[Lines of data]
-- BEGIN --

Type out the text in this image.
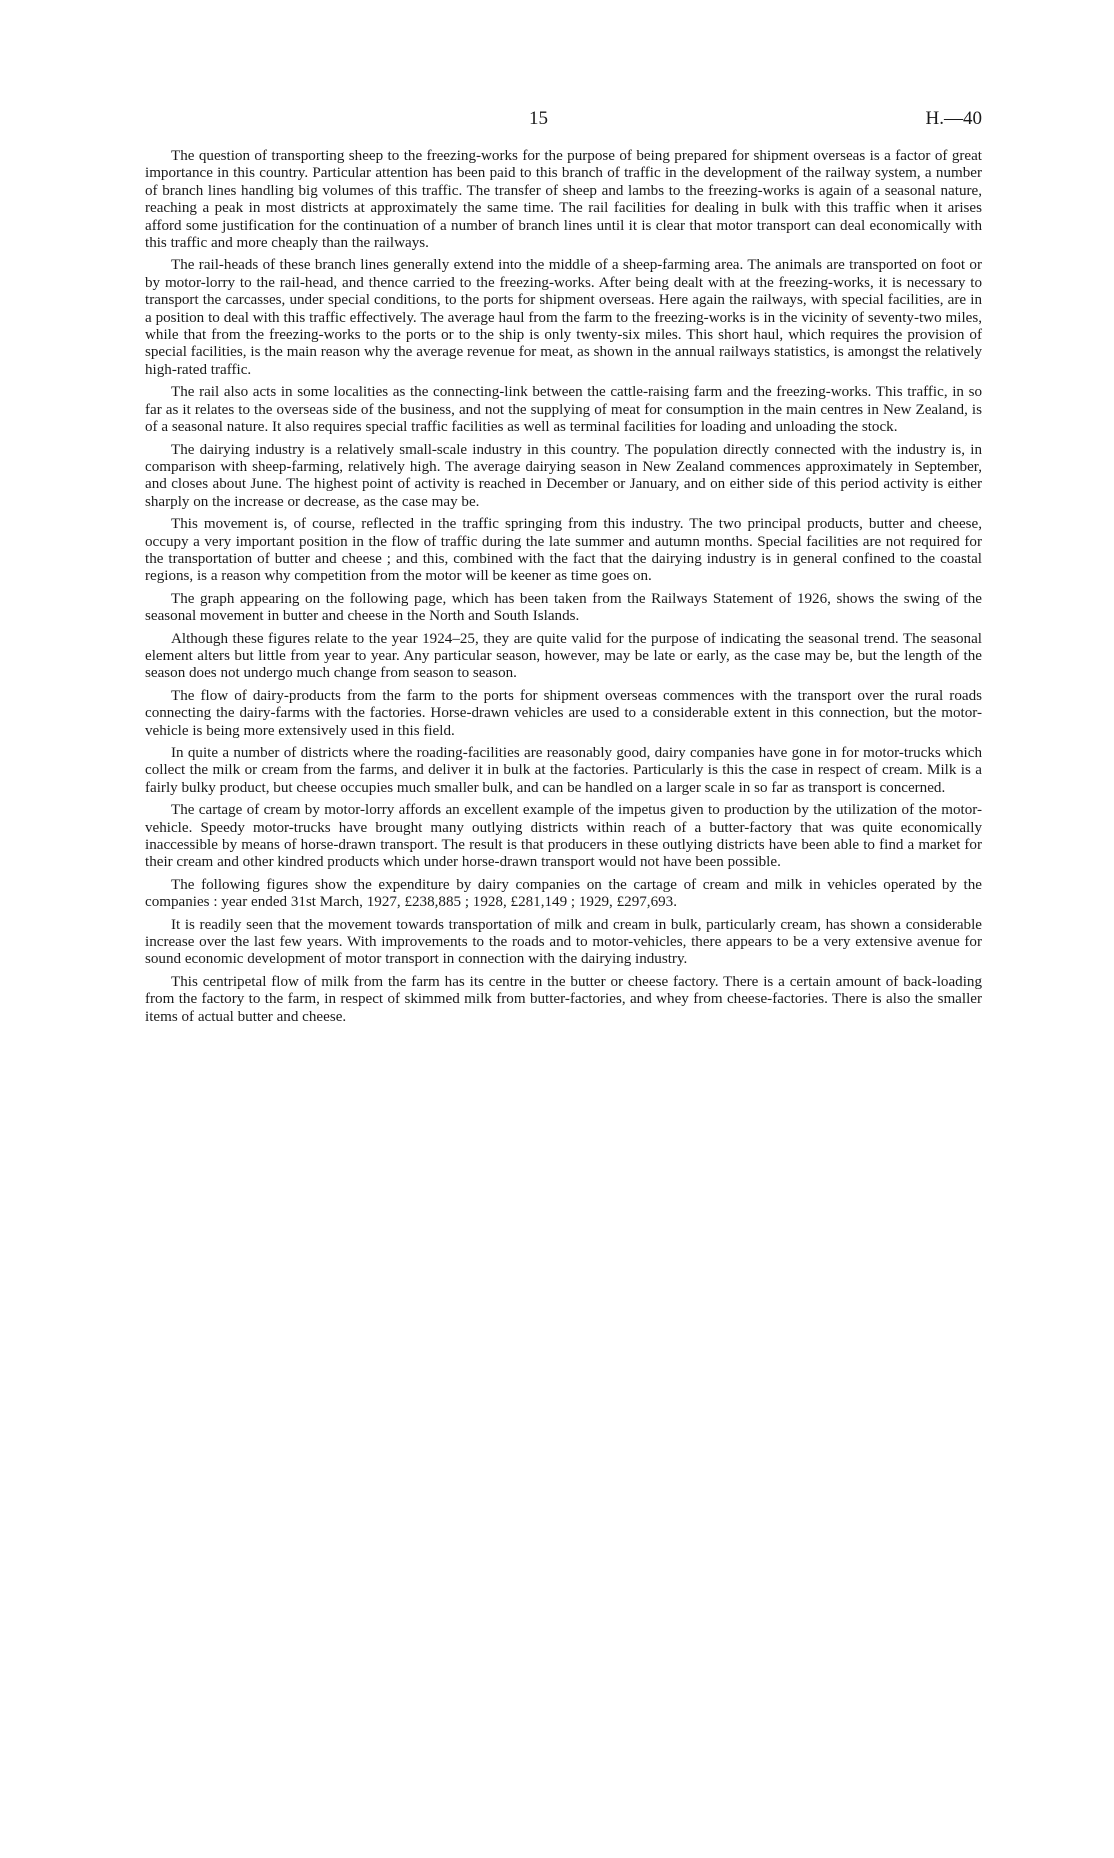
15	H.—40

The question of transporting sheep to the freezing-works for the purpose of being prepared for shipment overseas is a factor of great importance in this country. Particular attention has been paid to this branch of traffic in the development of the railway system, a number of branch lines handling big volumes of this traffic. The transfer of sheep and lambs to the freezing-works is again of a seasonal nature, reaching a peak in most districts at approximately the same time. The rail facilities for dealing in bulk with this traffic when it arises afford some justification for the continuation of a number of branch lines until it is clear that motor transport can deal economically with this traffic and more cheaply than the railways.

The rail-heads of these branch lines generally extend into the middle of a sheep-farming area. The animals are transported on foot or by motor-lorry to the rail-head, and thence carried to the freezing-works. After being dealt with at the freezing-works, it is necessary to transport the carcasses, under special conditions, to the ports for shipment overseas. Here again the railways, with special facilities, are in a position to deal with this traffic effectively. The average haul from the farm to the freezing-works is in the vicinity of seventy-two miles, while that from the freezing-works to the ports or to the ship is only twenty-six miles. This short haul, which requires the provision of special facilities, is the main reason why the average revenue for meat, as shown in the annual railways statistics, is amongst the relatively high-rated traffic.

The rail also acts in some localities as the connecting-link between the cattle-raising farm and the freezing-works. This traffic, in so far as it relates to the overseas side of the business, and not the supplying of meat for consumption in the main centres in New Zealand, is of a seasonal nature. It also requires special traffic facilities as well as terminal facilities for loading and unloading the stock.

The dairying industry is a relatively small-scale industry in this country. The population directly connected with the industry is, in comparison with sheep-farming, relatively high. The average dairying season in New Zealand commences approximately in September, and closes about June. The highest point of activity is reached in December or January, and on either side of this period activity is either sharply on the increase or decrease, as the case may be.

This movement is, of course, reflected in the traffic springing from this industry. The two principal products, butter and cheese, occupy a very important position in the flow of traffic during the late summer and autumn months. Special facilities are not required for the transportation of butter and cheese ; and this, combined with the fact that the dairying industry is in general confined to the coastal regions, is a reason why competition from the motor will be keener as time goes on.

The graph appearing on the following page, which has been taken from the Railways Statement of 1926, shows the swing of the seasonal movement in butter and cheese in the North and South Islands.

Although these figures relate to the year 1924–25, they are quite valid for the purpose of indicating the seasonal trend. The seasonal element alters but little from year to year. Any particular season, however, may be late or early, as the case may be, but the length of the season does not undergo much change from season to season.

The flow of dairy-products from the farm to the ports for shipment overseas commences with the transport over the rural roads connecting the dairy-farms with the factories. Horse-drawn vehicles are used to a considerable extent in this connection, but the motor-vehicle is being more extensively used in this field.

In quite a number of districts where the roading-facilities are reasonably good, dairy companies have gone in for motor-trucks which collect the milk or cream from the farms, and deliver it in bulk at the factories. Particularly is this the case in respect of cream. Milk is a fairly bulky product, but cheese occupies much smaller bulk, and can be handled on a larger scale in so far as transport is concerned.

The cartage of cream by motor-lorry affords an excellent example of the impetus given to production by the utilization of the motor-vehicle. Speedy motor-trucks have brought many outlying districts within reach of a butter-factory that was quite economically inaccessible by means of horse-drawn transport. The result is that producers in these outlying districts have been able to find a market for their cream and other kindred products which under horse-drawn transport would not have been possible.

The following figures show the expenditure by dairy companies on the cartage of cream and milk in vehicles operated by the companies : year ended 31st March, 1927, £238,885 ; 1928, £281,149 ; 1929, £297,693.

It is readily seen that the movement towards transportation of milk and cream in bulk, particularly cream, has shown a considerable increase over the last few years. With improvements to the roads and to motor-vehicles, there appears to be a very extensive avenue for sound economic development of motor transport in connection with the dairying industry.

This centripetal flow of milk from the farm has its centre in the butter or cheese factory. There is a certain amount of back-loading from the factory to the farm, in respect of skimmed milk from butter-factories, and whey from cheese-factories. There is also the smaller items of actual butter and cheese.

-- END --

(Your task)
Output the records above exactly; leave out the pictures.

(Solution)
Type out the text in this image.
15	H.—40

The question of transporting sheep to the freezing-works for the purpose of being prepared for shipment overseas is a factor of great importance in this country. Particular attention has been paid to this branch of traffic in the development of the railway system, a number of branch lines handling big volumes of this traffic. The transfer of sheep and lambs to the freezing-works is again of a seasonal nature, reaching a peak in most districts at approximately the same time. The rail facilities for dealing in bulk with this traffic when it arises afford some justification for the continuation of a number of branch lines until it is clear that motor transport can deal economically with this traffic and more cheaply than the railways.

The rail-heads of these branch lines generally extend into the middle of a sheep-farming area. The animals are transported on foot or by motor-lorry to the rail-head, and thence carried to the freezing-works. After being dealt with at the freezing-works, it is necessary to transport the carcasses, under special conditions, to the ports for shipment overseas. Here again the railways, with special facilities, are in a position to deal with this traffic effectively. The average haul from the farm to the freezing-works is in the vicinity of seventy-two miles, while that from the freezing-works to the ports or to the ship is only twenty-six miles. This short haul, which requires the provision of special facilities, is the main reason why the average revenue for meat, as shown in the annual railways statistics, is amongst the relatively high-rated traffic.

The rail also acts in some localities as the connecting-link between the cattle-raising farm and the freezing-works. This traffic, in so far as it relates to the overseas side of the business, and not the supplying of meat for consumption in the main centres in New Zealand, is of a seasonal nature. It also requires special traffic facilities as well as terminal facilities for loading and unloading the stock.

The dairying industry is a relatively small-scale industry in this country. The population directly connected with the industry is, in comparison with sheep-farming, relatively high. The average dairying season in New Zealand commences approximately in September, and closes about June. The highest point of activity is reached in December or January, and on either side of this period activity is either sharply on the increase or decrease, as the case may be.

This movement is, of course, reflected in the traffic springing from this industry. The two principal products, butter and cheese, occupy a very important position in the flow of traffic during the late summer and autumn months. Special facilities are not required for the transportation of butter and cheese ; and this, combined with the fact that the dairying industry is in general confined to the coastal regions, is a reason why competition from the motor will be keener as time goes on.

The graph appearing on the following page, which has been taken from the Railways Statement of 1926, shows the swing of the seasonal movement in butter and cheese in the North and South Islands.

Although these figures relate to the year 1924–25, they are quite valid for the purpose of indicating the seasonal trend. The seasonal element alters but little from year to year. Any particular season, however, may be late or early, as the case may be, but the length of the season does not undergo much change from season to season.

The flow of dairy-products from the farm to the ports for shipment overseas commences with the transport over the rural roads connecting the dairy-farms with the factories. Horse-drawn vehicles are used to a considerable extent in this connection, but the motor-vehicle is being more extensively used in this field.

In quite a number of districts where the roading-facilities are reasonably good, dairy companies have gone in for motor-trucks which collect the milk or cream from the farms, and deliver it in bulk at the factories. Particularly is this the case in respect of cream. Milk is a fairly bulky product, but cheese occupies much smaller bulk, and can be handled on a larger scale in so far as transport is concerned.

The cartage of cream by motor-lorry affords an excellent example of the impetus given to production by the utilization of the motor-vehicle. Speedy motor-trucks have brought many outlying districts within reach of a butter-factory that was quite economically inaccessible by means of horse-drawn transport. The result is that producers in these outlying districts have been able to find a market for their cream and other kindred products which under horse-drawn transport would not have been possible.

The following figures show the expenditure by dairy companies on the cartage of cream and milk in vehicles operated by the companies : year ended 31st March, 1927, £238,885 ; 1928, £281,149 ; 1929, £297,693.

It is readily seen that the movement towards transportation of milk and cream in bulk, particularly cream, has shown a considerable increase over the last few years. With improvements to the roads and to motor-vehicles, there appears to be a very extensive avenue for sound economic development of motor transport in connection with the dairying industry.

This centripetal flow of milk from the farm has its centre in the butter or cheese factory. There is a certain amount of back-loading from the factory to the farm, in respect of skimmed milk from butter-factories, and whey from cheese-factories. There is also the smaller items of actual butter and cheese.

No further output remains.